Records that describe figures

^^^^^^^^^^^^^^^^

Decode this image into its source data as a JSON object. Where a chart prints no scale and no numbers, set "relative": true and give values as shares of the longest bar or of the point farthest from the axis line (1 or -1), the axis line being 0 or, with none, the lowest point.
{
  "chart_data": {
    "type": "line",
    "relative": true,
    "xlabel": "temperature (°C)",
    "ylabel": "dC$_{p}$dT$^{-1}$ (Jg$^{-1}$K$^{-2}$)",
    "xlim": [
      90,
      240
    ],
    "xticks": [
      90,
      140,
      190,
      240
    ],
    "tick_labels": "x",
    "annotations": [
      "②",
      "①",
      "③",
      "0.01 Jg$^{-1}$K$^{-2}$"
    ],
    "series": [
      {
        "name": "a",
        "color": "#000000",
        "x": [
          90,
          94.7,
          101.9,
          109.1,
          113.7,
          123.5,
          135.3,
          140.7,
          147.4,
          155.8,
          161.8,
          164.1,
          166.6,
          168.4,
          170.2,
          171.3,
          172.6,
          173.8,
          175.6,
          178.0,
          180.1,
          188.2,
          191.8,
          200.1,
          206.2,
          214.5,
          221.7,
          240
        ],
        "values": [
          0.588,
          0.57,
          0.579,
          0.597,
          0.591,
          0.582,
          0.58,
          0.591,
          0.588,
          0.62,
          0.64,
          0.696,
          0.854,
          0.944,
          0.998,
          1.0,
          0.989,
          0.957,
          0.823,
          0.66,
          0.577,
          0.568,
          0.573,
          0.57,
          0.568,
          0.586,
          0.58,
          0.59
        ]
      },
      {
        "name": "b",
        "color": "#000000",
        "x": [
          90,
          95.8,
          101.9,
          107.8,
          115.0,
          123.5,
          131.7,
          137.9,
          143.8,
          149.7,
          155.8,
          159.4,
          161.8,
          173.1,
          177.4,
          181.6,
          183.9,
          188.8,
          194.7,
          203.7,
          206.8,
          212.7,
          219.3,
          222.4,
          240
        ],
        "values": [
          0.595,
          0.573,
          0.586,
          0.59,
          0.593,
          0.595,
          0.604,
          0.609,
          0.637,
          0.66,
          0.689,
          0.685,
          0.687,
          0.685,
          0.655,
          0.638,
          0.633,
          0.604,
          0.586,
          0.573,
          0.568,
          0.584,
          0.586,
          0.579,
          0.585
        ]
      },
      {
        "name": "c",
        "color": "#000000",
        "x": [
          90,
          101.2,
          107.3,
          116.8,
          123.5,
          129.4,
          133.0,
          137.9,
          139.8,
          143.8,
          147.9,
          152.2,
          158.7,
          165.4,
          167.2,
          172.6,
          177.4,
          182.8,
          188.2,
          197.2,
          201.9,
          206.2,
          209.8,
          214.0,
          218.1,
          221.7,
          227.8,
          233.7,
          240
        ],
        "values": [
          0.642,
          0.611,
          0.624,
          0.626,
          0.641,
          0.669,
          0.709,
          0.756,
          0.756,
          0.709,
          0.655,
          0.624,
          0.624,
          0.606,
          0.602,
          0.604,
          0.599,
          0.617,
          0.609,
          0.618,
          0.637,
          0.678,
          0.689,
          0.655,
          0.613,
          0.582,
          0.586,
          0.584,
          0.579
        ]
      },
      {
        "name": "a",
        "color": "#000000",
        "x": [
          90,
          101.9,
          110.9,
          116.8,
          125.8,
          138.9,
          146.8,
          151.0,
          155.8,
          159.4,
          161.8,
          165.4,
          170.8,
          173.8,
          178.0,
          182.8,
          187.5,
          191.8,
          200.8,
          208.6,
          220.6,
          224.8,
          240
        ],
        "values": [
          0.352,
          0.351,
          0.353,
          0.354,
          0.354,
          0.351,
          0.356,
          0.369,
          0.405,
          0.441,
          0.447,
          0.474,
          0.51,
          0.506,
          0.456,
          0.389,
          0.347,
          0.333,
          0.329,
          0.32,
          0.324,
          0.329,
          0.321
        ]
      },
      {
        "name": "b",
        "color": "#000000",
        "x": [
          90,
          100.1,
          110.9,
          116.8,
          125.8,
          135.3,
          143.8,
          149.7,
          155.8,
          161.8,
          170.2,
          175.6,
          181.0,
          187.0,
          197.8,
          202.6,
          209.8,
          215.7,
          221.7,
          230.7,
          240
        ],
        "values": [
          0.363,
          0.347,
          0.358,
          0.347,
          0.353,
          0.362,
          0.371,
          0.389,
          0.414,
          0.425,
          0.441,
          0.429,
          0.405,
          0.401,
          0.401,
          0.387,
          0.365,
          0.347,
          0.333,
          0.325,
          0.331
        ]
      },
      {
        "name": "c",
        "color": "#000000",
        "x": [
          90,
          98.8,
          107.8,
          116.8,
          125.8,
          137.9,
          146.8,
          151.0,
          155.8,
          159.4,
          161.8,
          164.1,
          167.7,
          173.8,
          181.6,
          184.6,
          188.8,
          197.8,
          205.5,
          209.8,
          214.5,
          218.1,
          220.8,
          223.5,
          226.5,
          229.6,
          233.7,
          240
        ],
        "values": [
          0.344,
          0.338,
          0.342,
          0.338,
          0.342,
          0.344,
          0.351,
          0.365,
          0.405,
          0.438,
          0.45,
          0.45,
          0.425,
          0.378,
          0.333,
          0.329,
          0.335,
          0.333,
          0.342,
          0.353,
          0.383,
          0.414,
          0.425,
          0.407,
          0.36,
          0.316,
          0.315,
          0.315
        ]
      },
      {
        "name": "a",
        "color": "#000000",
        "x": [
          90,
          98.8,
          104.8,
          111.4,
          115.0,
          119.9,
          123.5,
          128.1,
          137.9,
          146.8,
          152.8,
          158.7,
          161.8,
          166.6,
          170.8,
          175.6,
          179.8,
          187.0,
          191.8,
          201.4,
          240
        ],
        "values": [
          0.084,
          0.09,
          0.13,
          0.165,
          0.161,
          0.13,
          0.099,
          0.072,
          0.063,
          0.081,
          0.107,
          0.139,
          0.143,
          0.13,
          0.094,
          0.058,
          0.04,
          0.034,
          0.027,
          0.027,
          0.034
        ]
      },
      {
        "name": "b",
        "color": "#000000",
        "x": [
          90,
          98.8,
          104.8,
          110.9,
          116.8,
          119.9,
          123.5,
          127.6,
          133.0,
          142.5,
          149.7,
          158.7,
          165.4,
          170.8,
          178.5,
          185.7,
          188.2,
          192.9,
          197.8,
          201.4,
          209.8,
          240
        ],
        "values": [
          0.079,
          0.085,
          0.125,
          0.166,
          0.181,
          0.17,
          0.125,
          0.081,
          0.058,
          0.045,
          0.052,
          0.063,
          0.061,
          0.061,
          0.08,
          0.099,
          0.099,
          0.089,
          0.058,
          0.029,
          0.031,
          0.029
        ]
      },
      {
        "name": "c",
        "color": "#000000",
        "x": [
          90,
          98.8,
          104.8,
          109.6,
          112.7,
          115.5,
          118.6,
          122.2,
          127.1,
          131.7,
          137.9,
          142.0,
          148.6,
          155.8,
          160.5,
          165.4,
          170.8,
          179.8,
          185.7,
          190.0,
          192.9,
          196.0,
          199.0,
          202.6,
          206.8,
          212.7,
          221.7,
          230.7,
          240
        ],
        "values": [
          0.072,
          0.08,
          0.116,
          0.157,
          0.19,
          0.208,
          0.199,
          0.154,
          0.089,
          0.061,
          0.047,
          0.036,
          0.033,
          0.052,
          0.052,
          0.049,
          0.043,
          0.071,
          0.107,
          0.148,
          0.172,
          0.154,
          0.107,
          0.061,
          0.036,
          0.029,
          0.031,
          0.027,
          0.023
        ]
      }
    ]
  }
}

^^^^^^^^^^^^^^^^

» **What to produce**: Filter out every line that lacks the word "true", and copy the rest.

» **Answer to the exercise**:
Decode this image into its source data as a JSON object. Where a chart prints no scale and no numbers, set "relative": true and give values as shares of the longest bar or of the point farthest from the axis line (1 or -1), the axis line being 0 or, with none, the lowest point.
    "relative": true,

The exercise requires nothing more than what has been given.